PASSAGE SHOWN —

In such cases, the processor has no choice but to violate Locality, for salient alternative constructions with a Local contrast either require a remnant like a bakery comparable with a brewery and yield a very different meaning (30a), or else (30b) imply that the PP in a brewery applies to the remnant, as well. In addition, the penalty for a non-local contrast can be reduced by appropriate pitch accents on contrastive items, as in a PISS up in brewery, let alone a BURGlary, discussed further below. Nevertheless, there are cases where Locality and Finality might genuinely compete. We turn to such cases below.

ACTIVITY A — In the Locality passage above, why does the processor have no choice but to violate Locality in such cases? Answer in one to three sentences.
ACTIVITY B — Copy the Locality passage between "In such cases, the" and "such cases below.", inclusive.

RAW DATA —
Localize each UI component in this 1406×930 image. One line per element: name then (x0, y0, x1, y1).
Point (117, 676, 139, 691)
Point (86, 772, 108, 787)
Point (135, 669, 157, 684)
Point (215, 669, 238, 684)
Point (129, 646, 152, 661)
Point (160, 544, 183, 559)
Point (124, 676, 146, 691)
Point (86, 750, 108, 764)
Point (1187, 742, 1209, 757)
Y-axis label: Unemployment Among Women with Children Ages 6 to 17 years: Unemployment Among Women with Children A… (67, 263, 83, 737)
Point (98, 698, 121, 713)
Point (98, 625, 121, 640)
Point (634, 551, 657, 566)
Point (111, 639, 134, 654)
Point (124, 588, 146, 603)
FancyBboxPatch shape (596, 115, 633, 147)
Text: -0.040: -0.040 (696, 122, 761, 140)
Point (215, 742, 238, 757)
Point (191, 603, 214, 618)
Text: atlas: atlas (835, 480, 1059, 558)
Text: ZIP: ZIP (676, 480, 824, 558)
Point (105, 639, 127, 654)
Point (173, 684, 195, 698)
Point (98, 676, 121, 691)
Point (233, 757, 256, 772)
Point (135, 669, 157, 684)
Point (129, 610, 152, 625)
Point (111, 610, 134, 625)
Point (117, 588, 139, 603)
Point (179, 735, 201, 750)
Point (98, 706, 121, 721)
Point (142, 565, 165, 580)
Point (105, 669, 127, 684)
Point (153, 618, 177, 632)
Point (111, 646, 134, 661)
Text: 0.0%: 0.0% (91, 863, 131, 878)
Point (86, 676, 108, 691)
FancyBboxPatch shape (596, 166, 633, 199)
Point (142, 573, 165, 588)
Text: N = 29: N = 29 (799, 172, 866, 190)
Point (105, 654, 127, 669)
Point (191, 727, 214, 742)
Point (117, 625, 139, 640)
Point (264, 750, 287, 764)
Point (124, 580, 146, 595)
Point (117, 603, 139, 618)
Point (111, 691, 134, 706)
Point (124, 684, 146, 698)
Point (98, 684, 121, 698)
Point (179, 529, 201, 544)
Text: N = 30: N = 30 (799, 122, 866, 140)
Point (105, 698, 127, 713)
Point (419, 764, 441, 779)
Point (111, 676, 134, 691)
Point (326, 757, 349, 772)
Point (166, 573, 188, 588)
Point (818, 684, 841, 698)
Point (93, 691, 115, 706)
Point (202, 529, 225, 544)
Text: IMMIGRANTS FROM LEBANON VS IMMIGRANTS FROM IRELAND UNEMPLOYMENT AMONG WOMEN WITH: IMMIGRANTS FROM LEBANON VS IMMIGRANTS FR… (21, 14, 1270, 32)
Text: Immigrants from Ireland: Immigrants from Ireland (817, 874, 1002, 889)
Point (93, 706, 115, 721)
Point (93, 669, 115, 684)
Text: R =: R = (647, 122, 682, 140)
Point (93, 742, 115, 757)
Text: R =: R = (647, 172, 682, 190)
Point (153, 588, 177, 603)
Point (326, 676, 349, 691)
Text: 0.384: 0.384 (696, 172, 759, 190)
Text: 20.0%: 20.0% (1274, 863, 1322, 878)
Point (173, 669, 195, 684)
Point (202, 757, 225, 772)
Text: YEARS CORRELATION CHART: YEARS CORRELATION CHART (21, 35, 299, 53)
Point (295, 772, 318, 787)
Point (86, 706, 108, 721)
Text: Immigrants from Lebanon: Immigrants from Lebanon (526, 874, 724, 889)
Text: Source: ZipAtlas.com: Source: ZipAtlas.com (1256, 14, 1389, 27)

EXERCISE ANSWER A — The salient alternative constructions with a Local contrast don't work. They either require a remnant like "a bakery comparable with a brewery" and yield a very different meaning, or they imply that the PP "in a brewery" applies to the remnant as well.

EXERCISE ANSWER B —
In such cases, the processor has no choice but to violate Locality, for salient alternative constructions with a Local contrast either require a remnant like a bakery comparable with a brewery and yield a very different meaning (30a), or else (30b) imply that the PP in a brewery applies to the remnant, as well. In addition, the penalty for a non-local contrast can be reduced by appropriate pitch accents on contrastive items, as in a PISS up in brewery, let alone a BURGlary, discussed further below. Nevertheless, there are cases where Locality and Finality might genuinely compete. We turn to such cases below.